* _Set exercise_: Rewrite the lines below, replacing "Localize" with "Locate" wherever it occurs and leaving everything else unchanged. Leave the pictures out of your answer.

* _Input_:
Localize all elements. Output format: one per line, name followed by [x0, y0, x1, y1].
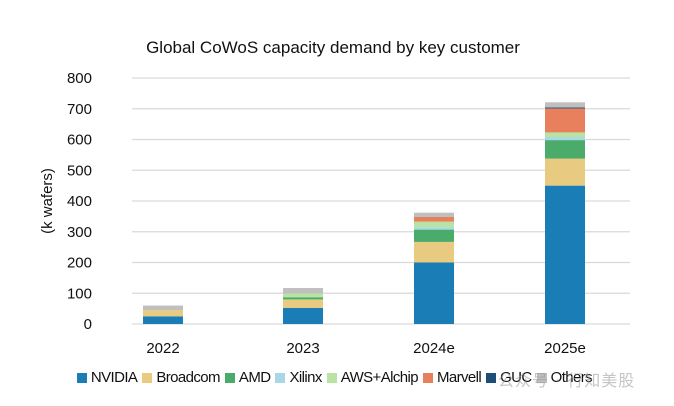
legend-swatch	[486, 372, 497, 383]
legend-item-marvell: Marvell	[422, 369, 482, 386]
watermark: 公众号 · 行知美股	[498, 371, 636, 390]
bar-segment-broadcom	[283, 299, 323, 309]
legend-swatch	[224, 372, 235, 383]
bar-segment-marvell	[414, 216, 454, 222]
y-tick-label: 700	[67, 101, 92, 118]
bar-segment-aws-alchip	[545, 132, 585, 138]
legend-label: Marvell	[436, 369, 482, 386]
gridlines	[132, 77, 630, 325]
chart-title: Global CoWoS capacity demand by key cust…	[146, 38, 520, 57]
y-tick-label: 400	[67, 193, 92, 210]
bar-segment-xilinx	[545, 137, 585, 141]
bar-segment-nvidia	[143, 316, 183, 324]
legend-label: Xilinx	[289, 369, 322, 386]
bar-segment-marvell	[545, 108, 585, 133]
y-tick-label: 600	[67, 132, 92, 149]
legend-swatch	[422, 372, 433, 383]
legend-swatch	[536, 372, 547, 383]
legend-swatch	[275, 372, 286, 383]
bars	[143, 102, 585, 324]
bar-segment-amd	[283, 297, 323, 300]
x-tick-label: 2022	[146, 340, 179, 357]
legend-label: AWS+Alchip	[340, 369, 419, 386]
bar-segment-amd	[414, 229, 454, 242]
bar-segment-amd	[545, 140, 585, 159]
legend-item-nvidia: NVIDIA	[76, 369, 138, 386]
legend-label: NVIDIA	[90, 369, 138, 386]
bar-segment-nvidia	[545, 185, 585, 324]
x-axis-ticks: 2022 2023 2024e 2025e	[146, 340, 586, 357]
x-tick-label: 2025e	[544, 340, 586, 357]
legend-label: AMD	[238, 369, 271, 386]
bar-segment-others	[545, 102, 585, 108]
bar-segment-others	[283, 288, 323, 294]
legend-item-broadcom: Broadcom	[142, 369, 221, 386]
y-tick-label: 500	[67, 162, 92, 179]
legend-item-xilinx: Xilinx	[275, 369, 322, 386]
bar-segment-others	[414, 212, 454, 217]
legend-item-others: Others	[536, 369, 593, 386]
bar-segment-aws-alchip	[283, 293, 323, 298]
bar-segment-nvidia	[414, 262, 454, 324]
y-tick-label: 800	[67, 70, 92, 87]
legend: NVIDIA Broadcom AMD Xilinx AWS+Alchip Marvell…	[0, 369, 674, 386]
bar-segment-broadcom	[414, 241, 454, 263]
legend-label: GUC	[500, 369, 532, 386]
legend-swatch	[76, 372, 87, 383]
legend-label: Broadcom	[156, 369, 220, 386]
bar-stack-2023	[283, 288, 323, 324]
legend-item-amd: AMD	[224, 369, 271, 386]
legend-label: Others	[550, 369, 593, 386]
y-axis-label: (k wafers)	[39, 168, 56, 234]
bar-segment-others	[143, 305, 183, 311]
bar-segment-broadcom	[545, 158, 585, 186]
bar-segment-broadcom	[143, 310, 183, 317]
legend-item-aws-alchip: AWS+Alchip	[326, 369, 419, 386]
x-tick-label: 2023	[286, 340, 319, 357]
bar-stack-2022	[143, 305, 183, 324]
bar-segment-aws-alchip	[414, 221, 454, 228]
legend-item-guc: GUC	[486, 369, 532, 386]
y-axis-ticks: 0 100 200 300 400 500 600 700 800	[67, 70, 92, 333]
legend-swatch	[326, 372, 337, 383]
y-tick-label: 100	[67, 285, 92, 302]
legend-swatch	[142, 372, 153, 383]
x-tick-label: 2024e	[413, 340, 455, 357]
bar-segment-xilinx	[414, 227, 454, 230]
y-tick-label: 200	[67, 255, 92, 272]
y-tick-label: 300	[67, 224, 92, 241]
bar-segment-nvidia	[283, 308, 323, 324]
bar-stack-2024e	[414, 212, 454, 324]
bar-stack-2025e	[545, 102, 585, 324]
bar-segment-guc	[545, 107, 585, 109]
y-tick-label: 0	[84, 316, 92, 333]
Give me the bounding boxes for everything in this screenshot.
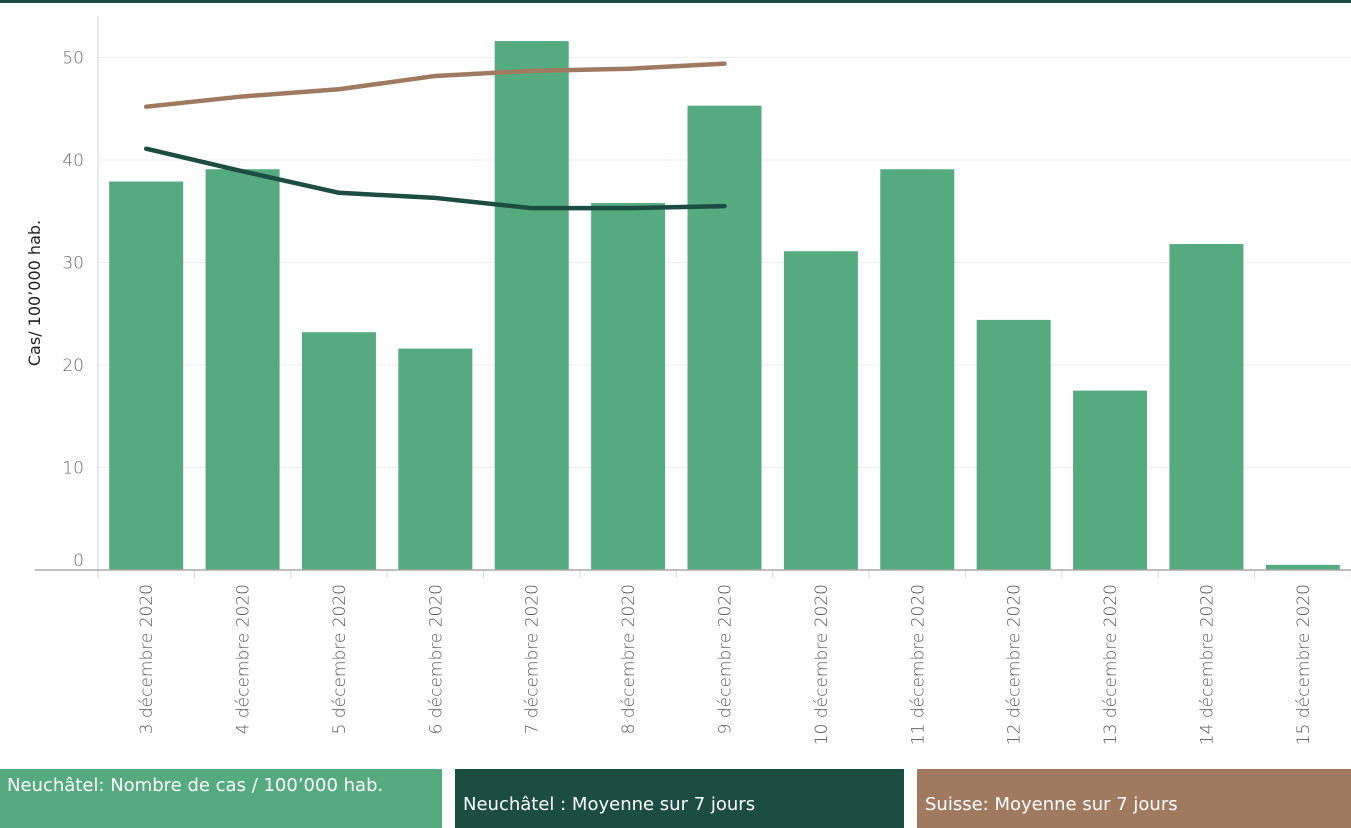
- y-tick-label: 40: [62, 151, 84, 171]
- legend-item-switzerland-average[interactable]: Suisse: Moyenne sur 7 jours: [917, 769, 1351, 828]
- y-tick-label: 30: [62, 254, 84, 274]
- x-axis-ticks: 3 décembre 2020 4 décembre 2020 5 décembre…: [97, 570, 1351, 745]
- bar[interactable]: [976, 319, 1051, 570]
- legend-item-neuchatel-average[interactable]: Neuchâtel : Moyenne sur 7 jours: [455, 769, 904, 828]
- x-tick-label: 11 décembre 2020: [908, 584, 928, 745]
- bar[interactable]: [783, 251, 858, 570]
- bar[interactable]: [494, 41, 569, 571]
- chart: 0 10 20 30 40 50 3 décembre 2020 4 décembre 20…: [25, 16, 1351, 745]
- bar[interactable]: [301, 332, 376, 570]
- y-axis-title: Cas/ 100’000 hab.: [25, 220, 44, 366]
- x-tick-label: 13 décembre 2020: [1101, 584, 1121, 745]
- x-tick-label: 14 décembre 2020: [1197, 584, 1217, 745]
- x-tick-label: 8 décembre 2020: [619, 584, 639, 734]
- series-line-switzerland-average[interactable]: [143, 61, 727, 109]
- x-tick-label: 7 décembre 2020: [523, 584, 543, 734]
- series-line-neuchatel-average[interactable]: [143, 146, 727, 211]
- y-tick-label: 20: [62, 356, 84, 376]
- x-tick-label: 4 décembre 2020: [234, 584, 254, 734]
- bar[interactable]: [109, 181, 184, 570]
- bar[interactable]: [398, 348, 473, 570]
- legend-label: Suisse: Moyenne sur 7 jours: [925, 794, 1178, 815]
- x-tick-label: 15 décembre 2020: [1294, 584, 1314, 745]
- top-accent-bar: [0, 0, 1351, 3]
- y-tick-label: 10: [62, 459, 84, 479]
- y-tick-label: 0: [73, 551, 84, 571]
- x-tick-label: 12 décembre 2020: [1005, 584, 1025, 745]
- x-tick-label: 3 décembre 2020: [137, 584, 157, 734]
- legend-label: Neuchâtel: Nombre de cas / 100’000 hab.: [7, 775, 384, 796]
- legend-item-neuchatel-cases[interactable]: Neuchâtel: Nombre de cas / 100’000 hab.: [0, 769, 442, 828]
- line-series: [143, 61, 727, 211]
- bar[interactable]: [687, 105, 762, 571]
- bar[interactable]: [1169, 244, 1244, 571]
- x-tick-label: 10 décembre 2020: [812, 584, 832, 745]
- bar[interactable]: [880, 169, 955, 570]
- bar[interactable]: [1265, 564, 1340, 570]
- y-axis-ticks: 0 10 20 30 40 50: [62, 49, 84, 572]
- x-tick-label: 9 décembre 2020: [716, 584, 736, 734]
- bar[interactable]: [205, 169, 280, 570]
- y-tick-label: 50: [62, 49, 84, 69]
- x-tick-label: 5 décembre 2020: [330, 584, 350, 734]
- bar[interactable]: [591, 203, 666, 571]
- bar[interactable]: [1073, 390, 1148, 570]
- bar-series: [109, 41, 1340, 571]
- x-tick-label: 6 décembre 2020: [426, 584, 446, 734]
- legend-label: Neuchâtel : Moyenne sur 7 jours: [463, 794, 756, 815]
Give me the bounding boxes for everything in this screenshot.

* _Complete response_:
Locate all elements. Output format: one per line, name followed by [x0, y0, x1, y1].
legend-swatch	[486, 372, 497, 383]
legend-item-marvell: Marvell	[422, 369, 482, 386]
watermark: 公众号 · 行知美股	[498, 371, 636, 390]
bar-segment-broadcom	[283, 299, 323, 309]
legend-swatch	[224, 372, 235, 383]
bar-segment-marvell	[414, 216, 454, 222]
y-tick-label: 700	[67, 101, 92, 118]
bar-segment-aws-alchip	[545, 132, 585, 138]
legend-label: Marvell	[436, 369, 482, 386]
gridlines	[132, 77, 630, 325]
chart-title: Global CoWoS capacity demand by key cust…	[146, 38, 520, 57]
y-tick-label: 400	[67, 193, 92, 210]
bar-segment-xilinx	[545, 137, 585, 141]
bar-segment-nvidia	[143, 316, 183, 324]
legend-label: Xilinx	[289, 369, 322, 386]
bar-segment-marvell	[545, 108, 585, 133]
y-tick-label: 600	[67, 132, 92, 149]
legend-swatch	[422, 372, 433, 383]
legend-swatch	[536, 372, 547, 383]
legend-swatch	[275, 372, 286, 383]
bars	[143, 102, 585, 324]
bar-segment-amd	[283, 297, 323, 300]
x-tick-label: 2022	[146, 340, 179, 357]
legend-label: AWS+Alchip	[340, 369, 419, 386]
bar-segment-amd	[414, 229, 454, 242]
bar-segment-amd	[545, 140, 585, 159]
legend-item-nvidia: NVIDIA	[76, 369, 138, 386]
legend-label: NVIDIA	[90, 369, 138, 386]
bar-segment-nvidia	[545, 185, 585, 324]
x-axis-ticks: 2022 2023 2024e 2025e	[146, 340, 586, 357]
x-tick-label: 2025e	[544, 340, 586, 357]
legend-label: AMD	[238, 369, 271, 386]
bar-segment-others	[545, 102, 585, 108]
bar-segment-others	[283, 288, 323, 294]
legend-item-broadcom: Broadcom	[142, 369, 221, 386]
y-tick-label: 500	[67, 162, 92, 179]
legend-item-xilinx: Xilinx	[275, 369, 322, 386]
bar-segment-others	[414, 212, 454, 217]
legend-item-others: Others	[536, 369, 593, 386]
bar-segment-aws-alchip	[283, 293, 323, 298]
bar-segment-nvidia	[414, 262, 454, 324]
y-tick-label: 800	[67, 70, 92, 87]
legend: NVIDIA Broadcom AMD Xilinx AWS+Alchip Marvell…	[0, 369, 674, 386]
bar-segment-broadcom	[414, 241, 454, 263]
legend-label: GUC	[500, 369, 532, 386]
legend-swatch	[76, 372, 87, 383]
legend-label: Broadcom	[156, 369, 220, 386]
bar-stack-2023	[283, 288, 323, 324]
legend-item-amd: AMD	[224, 369, 271, 386]
legend-label: Others	[550, 369, 593, 386]
y-axis-label: (k wafers)	[39, 168, 56, 234]
bar-segment-others	[143, 305, 183, 311]
bar-segment-broadcom	[545, 158, 585, 186]
bar-segment-broadcom	[143, 310, 183, 317]
legend-item-aws-alchip: AWS+Alchip	[326, 369, 419, 386]
x-tick-label: 2023	[286, 340, 319, 357]
bar-stack-2022	[143, 305, 183, 324]
bar-segment-aws-alchip	[414, 221, 454, 228]
legend-item-guc: GUC	[486, 369, 532, 386]
y-axis-ticks: 0 100 200 300 400 500 600 700 800	[67, 70, 92, 333]
legend-swatch	[326, 372, 337, 383]
y-tick-label: 100	[67, 285, 92, 302]
legend-swatch	[142, 372, 153, 383]
x-tick-label: 2024e	[413, 340, 455, 357]
bar-segment-xilinx	[414, 227, 454, 230]
y-tick-label: 200	[67, 255, 92, 272]
y-tick-label: 300	[67, 224, 92, 241]
bar-segment-nvidia	[283, 308, 323, 324]
bar-stack-2024e	[414, 212, 454, 324]
bar-stack-2025e	[545, 102, 585, 324]
bar-segment-guc	[545, 107, 585, 109]
y-tick-label: 0	[84, 316, 92, 333]
Give me the bounding boxes for everything in this screenshot.
- y-tick-label: 40: [62, 151, 84, 171]
- legend-item-switzerland-average[interactable]: Suisse: Moyenne sur 7 jours: [917, 769, 1351, 828]
- y-tick-label: 30: [62, 254, 84, 274]
- x-axis-ticks: 3 décembre 2020 4 décembre 2020 5 décembre…: [97, 570, 1351, 745]
- bar[interactable]: [976, 319, 1051, 570]
- legend-item-neuchatel-average[interactable]: Neuchâtel : Moyenne sur 7 jours: [455, 769, 904, 828]
- x-tick-label: 11 décembre 2020: [908, 584, 928, 745]
- bar[interactable]: [783, 251, 858, 570]
- bar[interactable]: [494, 41, 569, 571]
- chart: 0 10 20 30 40 50 3 décembre 2020 4 décembre 20…: [25, 16, 1351, 745]
- bar[interactable]: [301, 332, 376, 570]
- y-axis-title: Cas/ 100’000 hab.: [25, 220, 44, 366]
- x-tick-label: 13 décembre 2020: [1101, 584, 1121, 745]
- x-tick-label: 14 décembre 2020: [1197, 584, 1217, 745]
- x-tick-label: 8 décembre 2020: [619, 584, 639, 734]
- series-line-switzerland-average[interactable]: [143, 61, 727, 109]
- x-tick-label: 7 décembre 2020: [523, 584, 543, 734]
- series-line-neuchatel-average[interactable]: [143, 146, 727, 211]
- y-tick-label: 20: [62, 356, 84, 376]
- x-tick-label: 4 décembre 2020: [234, 584, 254, 734]
- bar[interactable]: [109, 181, 184, 570]
- bar[interactable]: [398, 348, 473, 570]
- legend-label: Suisse: Moyenne sur 7 jours: [925, 794, 1178, 815]
- x-tick-label: 15 décembre 2020: [1294, 584, 1314, 745]
- top-accent-bar: [0, 0, 1351, 3]
- y-tick-label: 10: [62, 459, 84, 479]
- y-tick-label: 0: [73, 551, 84, 571]
- x-tick-label: 12 décembre 2020: [1005, 584, 1025, 745]
- x-tick-label: 3 décembre 2020: [137, 584, 157, 734]
- legend-label: Neuchâtel: Nombre de cas / 100’000 hab.: [7, 775, 384, 796]
- legend-item-neuchatel-cases[interactable]: Neuchâtel: Nombre de cas / 100’000 hab.: [0, 769, 442, 828]
- line-series: [143, 61, 727, 211]
- bar[interactable]: [687, 105, 762, 571]
- bar[interactable]: [1169, 244, 1244, 571]
- x-tick-label: 10 décembre 2020: [812, 584, 832, 745]
- bar[interactable]: [880, 169, 955, 570]
- bar[interactable]: [1265, 564, 1340, 570]
- y-axis-ticks: 0 10 20 30 40 50: [62, 49, 84, 572]
- x-tick-label: 9 décembre 2020: [716, 584, 736, 734]
- bar[interactable]: [205, 169, 280, 570]
- y-tick-label: 50: [62, 49, 84, 69]
- x-tick-label: 5 décembre 2020: [330, 584, 350, 734]
- bar[interactable]: [591, 203, 666, 571]
- bar[interactable]: [1073, 390, 1148, 570]
- bar-series: [109, 41, 1340, 571]
- x-tick-label: 6 décembre 2020: [426, 584, 446, 734]
- legend-label: Neuchâtel : Moyenne sur 7 jours: [463, 794, 756, 815]
Give me the bounding boxes for everything in this screenshot.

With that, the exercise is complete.